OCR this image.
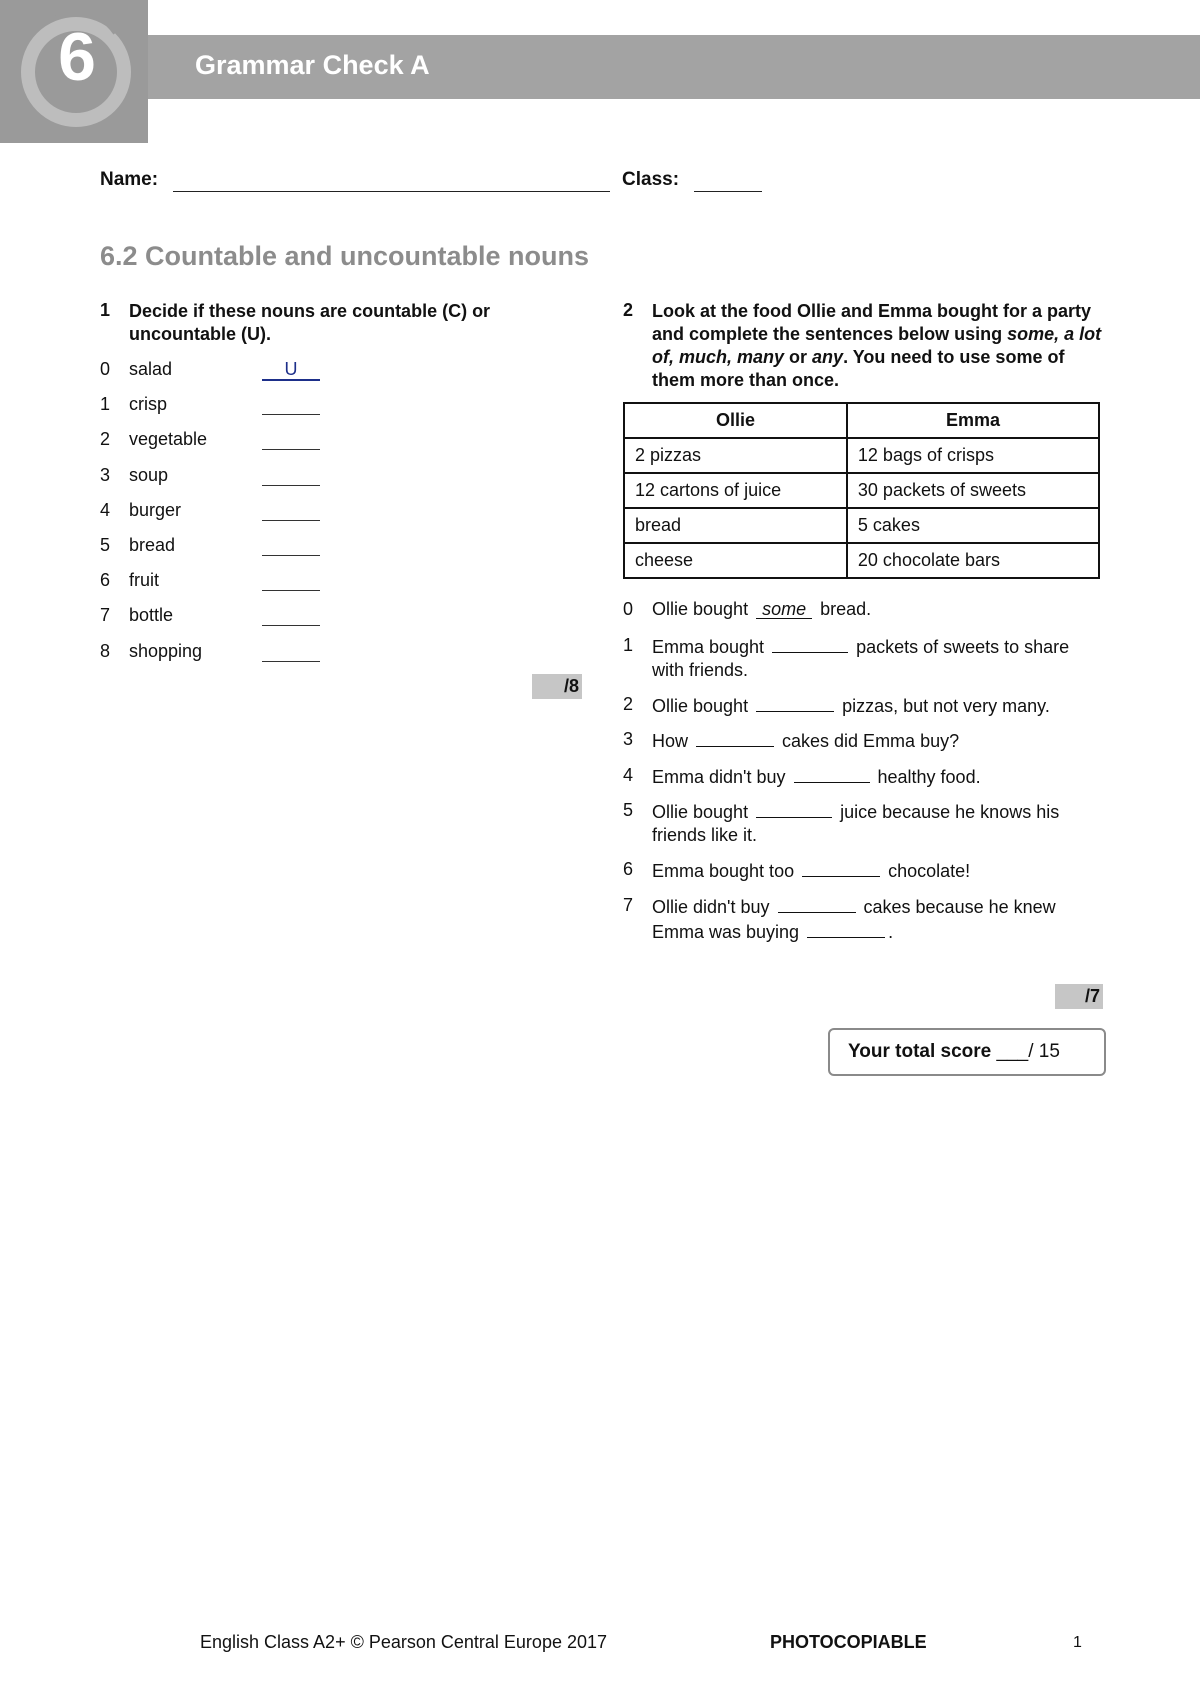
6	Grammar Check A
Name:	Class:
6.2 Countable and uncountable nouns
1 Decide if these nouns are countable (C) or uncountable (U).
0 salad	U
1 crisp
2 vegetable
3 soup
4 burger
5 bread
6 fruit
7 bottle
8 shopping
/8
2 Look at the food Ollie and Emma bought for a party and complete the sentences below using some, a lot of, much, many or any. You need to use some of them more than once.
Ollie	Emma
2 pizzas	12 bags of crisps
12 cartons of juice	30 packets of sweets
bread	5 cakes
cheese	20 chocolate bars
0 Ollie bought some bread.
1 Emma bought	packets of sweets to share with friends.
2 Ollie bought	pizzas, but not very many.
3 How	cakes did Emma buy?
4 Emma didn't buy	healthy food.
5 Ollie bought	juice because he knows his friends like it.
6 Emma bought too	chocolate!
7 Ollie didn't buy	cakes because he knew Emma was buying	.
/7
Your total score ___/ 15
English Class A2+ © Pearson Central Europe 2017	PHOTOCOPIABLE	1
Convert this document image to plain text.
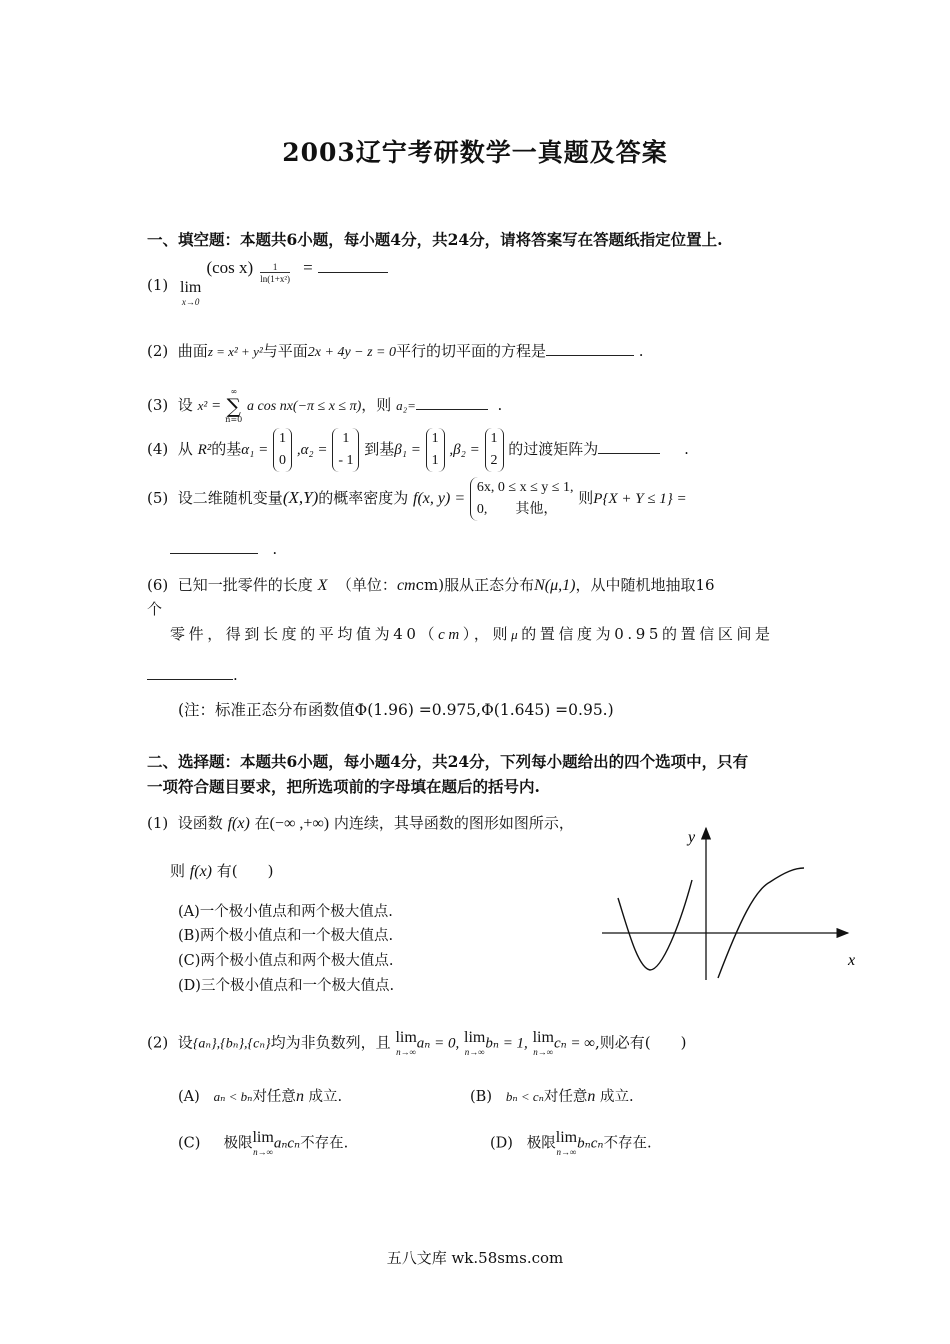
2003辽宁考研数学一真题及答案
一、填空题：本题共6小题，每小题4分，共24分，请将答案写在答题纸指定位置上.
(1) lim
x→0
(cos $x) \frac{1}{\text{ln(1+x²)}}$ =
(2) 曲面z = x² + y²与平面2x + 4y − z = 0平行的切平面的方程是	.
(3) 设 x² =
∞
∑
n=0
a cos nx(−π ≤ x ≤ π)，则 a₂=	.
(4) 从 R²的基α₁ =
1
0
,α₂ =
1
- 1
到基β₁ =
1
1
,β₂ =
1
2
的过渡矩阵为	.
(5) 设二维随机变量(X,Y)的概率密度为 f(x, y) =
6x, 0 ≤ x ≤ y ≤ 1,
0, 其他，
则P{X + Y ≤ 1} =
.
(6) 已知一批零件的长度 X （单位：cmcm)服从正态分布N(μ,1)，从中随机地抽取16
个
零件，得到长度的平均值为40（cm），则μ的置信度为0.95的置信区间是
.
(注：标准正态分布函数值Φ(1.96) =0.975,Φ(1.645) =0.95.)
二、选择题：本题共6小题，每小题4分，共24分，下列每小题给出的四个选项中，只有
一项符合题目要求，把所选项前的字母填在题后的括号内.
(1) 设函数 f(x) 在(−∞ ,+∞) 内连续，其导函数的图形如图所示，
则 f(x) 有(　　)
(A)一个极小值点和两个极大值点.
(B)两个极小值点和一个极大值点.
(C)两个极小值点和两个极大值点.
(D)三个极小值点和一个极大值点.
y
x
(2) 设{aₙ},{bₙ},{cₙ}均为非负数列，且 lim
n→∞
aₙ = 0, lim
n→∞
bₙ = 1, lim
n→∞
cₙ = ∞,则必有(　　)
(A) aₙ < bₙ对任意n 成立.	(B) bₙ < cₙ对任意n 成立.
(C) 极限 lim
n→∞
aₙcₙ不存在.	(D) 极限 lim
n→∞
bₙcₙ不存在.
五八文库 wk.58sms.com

----------------------------------------

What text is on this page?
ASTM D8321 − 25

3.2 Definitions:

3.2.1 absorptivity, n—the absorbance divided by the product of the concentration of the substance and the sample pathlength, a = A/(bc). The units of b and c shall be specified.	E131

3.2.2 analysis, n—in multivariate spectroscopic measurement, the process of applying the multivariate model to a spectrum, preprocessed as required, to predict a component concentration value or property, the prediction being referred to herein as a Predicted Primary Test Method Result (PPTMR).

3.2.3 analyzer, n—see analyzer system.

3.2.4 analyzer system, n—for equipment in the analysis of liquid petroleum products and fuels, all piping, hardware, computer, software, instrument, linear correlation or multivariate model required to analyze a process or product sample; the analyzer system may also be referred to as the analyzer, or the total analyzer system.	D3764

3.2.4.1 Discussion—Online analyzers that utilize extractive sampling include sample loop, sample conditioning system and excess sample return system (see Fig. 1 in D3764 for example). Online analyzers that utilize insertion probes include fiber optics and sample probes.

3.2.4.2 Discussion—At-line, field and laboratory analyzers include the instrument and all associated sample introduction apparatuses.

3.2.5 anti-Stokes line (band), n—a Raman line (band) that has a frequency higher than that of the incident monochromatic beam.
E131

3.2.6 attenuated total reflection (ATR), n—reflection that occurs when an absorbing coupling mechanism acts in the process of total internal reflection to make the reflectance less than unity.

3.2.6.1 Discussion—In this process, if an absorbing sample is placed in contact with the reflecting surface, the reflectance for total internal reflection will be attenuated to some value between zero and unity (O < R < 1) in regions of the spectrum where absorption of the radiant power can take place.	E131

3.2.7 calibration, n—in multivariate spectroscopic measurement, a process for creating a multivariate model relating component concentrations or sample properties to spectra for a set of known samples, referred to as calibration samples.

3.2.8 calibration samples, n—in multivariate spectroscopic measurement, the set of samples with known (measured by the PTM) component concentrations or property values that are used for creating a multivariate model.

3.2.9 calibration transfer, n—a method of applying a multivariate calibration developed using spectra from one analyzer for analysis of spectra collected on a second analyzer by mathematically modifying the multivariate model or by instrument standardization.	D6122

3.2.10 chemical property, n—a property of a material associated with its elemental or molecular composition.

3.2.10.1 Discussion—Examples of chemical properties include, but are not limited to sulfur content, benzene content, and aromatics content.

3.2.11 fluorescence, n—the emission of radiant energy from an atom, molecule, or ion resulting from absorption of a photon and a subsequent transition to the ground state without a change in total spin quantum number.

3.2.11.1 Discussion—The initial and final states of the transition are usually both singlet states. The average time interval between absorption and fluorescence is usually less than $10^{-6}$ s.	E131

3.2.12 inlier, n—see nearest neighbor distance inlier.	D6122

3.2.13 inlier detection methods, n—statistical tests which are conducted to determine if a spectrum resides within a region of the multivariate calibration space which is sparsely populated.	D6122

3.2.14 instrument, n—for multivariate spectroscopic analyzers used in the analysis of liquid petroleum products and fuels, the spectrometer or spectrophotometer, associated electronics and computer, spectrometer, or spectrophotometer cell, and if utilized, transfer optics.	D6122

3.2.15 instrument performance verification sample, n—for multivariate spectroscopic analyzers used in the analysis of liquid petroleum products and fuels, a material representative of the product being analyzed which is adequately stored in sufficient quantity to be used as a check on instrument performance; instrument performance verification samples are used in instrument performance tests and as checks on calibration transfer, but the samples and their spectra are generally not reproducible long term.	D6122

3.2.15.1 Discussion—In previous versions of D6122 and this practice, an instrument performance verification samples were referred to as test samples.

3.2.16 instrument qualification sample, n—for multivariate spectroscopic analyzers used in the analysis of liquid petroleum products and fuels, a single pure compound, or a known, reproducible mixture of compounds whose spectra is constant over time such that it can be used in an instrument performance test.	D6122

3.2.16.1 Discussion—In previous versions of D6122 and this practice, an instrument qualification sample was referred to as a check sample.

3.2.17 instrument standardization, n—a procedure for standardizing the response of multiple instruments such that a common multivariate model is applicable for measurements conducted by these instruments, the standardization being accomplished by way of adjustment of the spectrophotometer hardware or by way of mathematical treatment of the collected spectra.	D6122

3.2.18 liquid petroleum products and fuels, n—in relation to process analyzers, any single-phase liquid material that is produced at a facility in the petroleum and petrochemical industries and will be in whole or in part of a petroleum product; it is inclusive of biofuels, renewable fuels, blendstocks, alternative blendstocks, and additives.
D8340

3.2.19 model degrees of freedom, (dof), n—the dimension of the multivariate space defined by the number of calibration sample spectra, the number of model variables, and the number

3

----------------------------------------

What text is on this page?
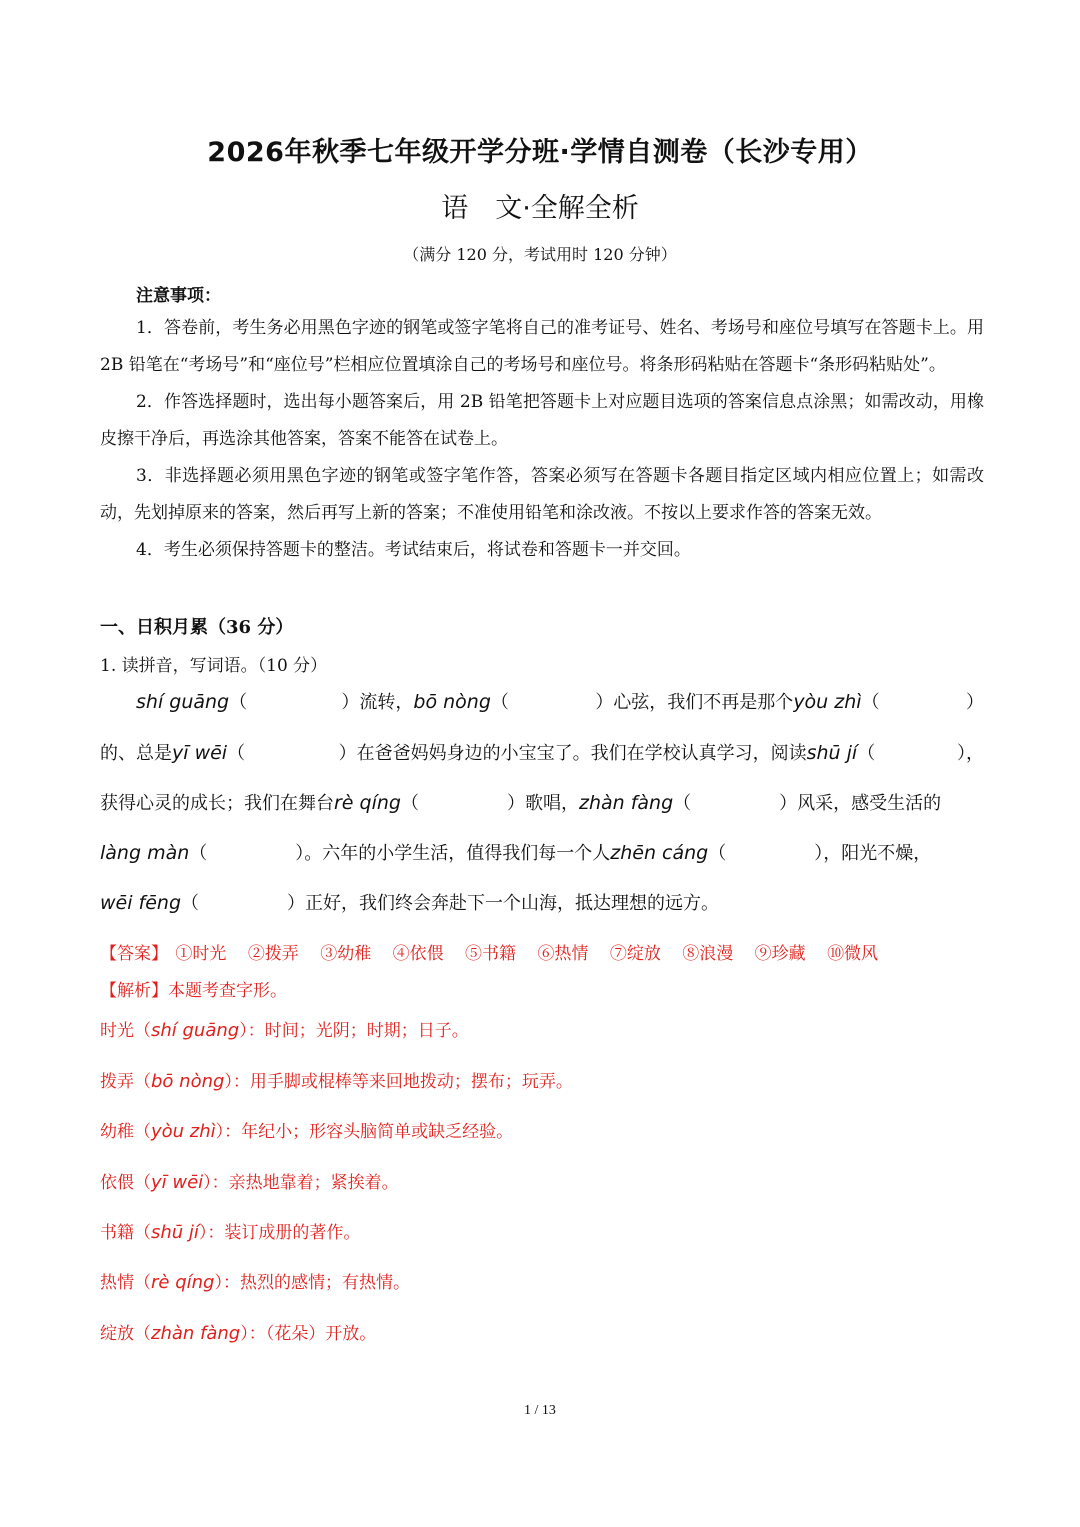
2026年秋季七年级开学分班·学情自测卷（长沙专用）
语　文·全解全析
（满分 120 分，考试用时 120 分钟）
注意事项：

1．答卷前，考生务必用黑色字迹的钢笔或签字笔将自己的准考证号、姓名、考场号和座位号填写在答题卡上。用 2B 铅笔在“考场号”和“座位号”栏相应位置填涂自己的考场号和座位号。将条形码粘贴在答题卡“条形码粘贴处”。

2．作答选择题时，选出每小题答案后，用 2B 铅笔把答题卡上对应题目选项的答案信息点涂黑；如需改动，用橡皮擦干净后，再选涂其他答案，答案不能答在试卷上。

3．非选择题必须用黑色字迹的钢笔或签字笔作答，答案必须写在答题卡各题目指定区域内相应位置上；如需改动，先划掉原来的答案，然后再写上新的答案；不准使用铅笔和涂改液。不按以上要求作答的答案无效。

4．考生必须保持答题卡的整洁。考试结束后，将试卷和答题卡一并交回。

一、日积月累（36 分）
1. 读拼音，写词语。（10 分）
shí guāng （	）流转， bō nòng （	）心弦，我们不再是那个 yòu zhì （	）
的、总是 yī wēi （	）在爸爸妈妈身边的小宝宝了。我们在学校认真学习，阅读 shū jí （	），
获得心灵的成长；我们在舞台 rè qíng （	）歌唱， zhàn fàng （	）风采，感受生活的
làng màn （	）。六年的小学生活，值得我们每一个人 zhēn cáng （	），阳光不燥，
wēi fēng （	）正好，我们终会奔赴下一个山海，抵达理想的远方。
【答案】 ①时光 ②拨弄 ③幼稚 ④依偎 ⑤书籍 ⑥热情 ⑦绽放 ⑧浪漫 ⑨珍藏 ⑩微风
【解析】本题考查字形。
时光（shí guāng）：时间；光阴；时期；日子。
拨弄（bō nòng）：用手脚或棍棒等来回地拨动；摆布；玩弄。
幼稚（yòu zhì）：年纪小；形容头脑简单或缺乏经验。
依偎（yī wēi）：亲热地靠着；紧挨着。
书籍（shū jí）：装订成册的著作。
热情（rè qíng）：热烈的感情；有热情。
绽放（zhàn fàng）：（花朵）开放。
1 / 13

----------------------------------------

▶ [TASK OBJECTIVE] Go through the listing above and return every line where the word "text" occurs.

▶ [PROBLEM SOLUTION]
Convert this document image to plain text.
(cos $x) \frac{1}{\text{ln(1+x²)}}$ =
What text is on this page?
What text is on this page?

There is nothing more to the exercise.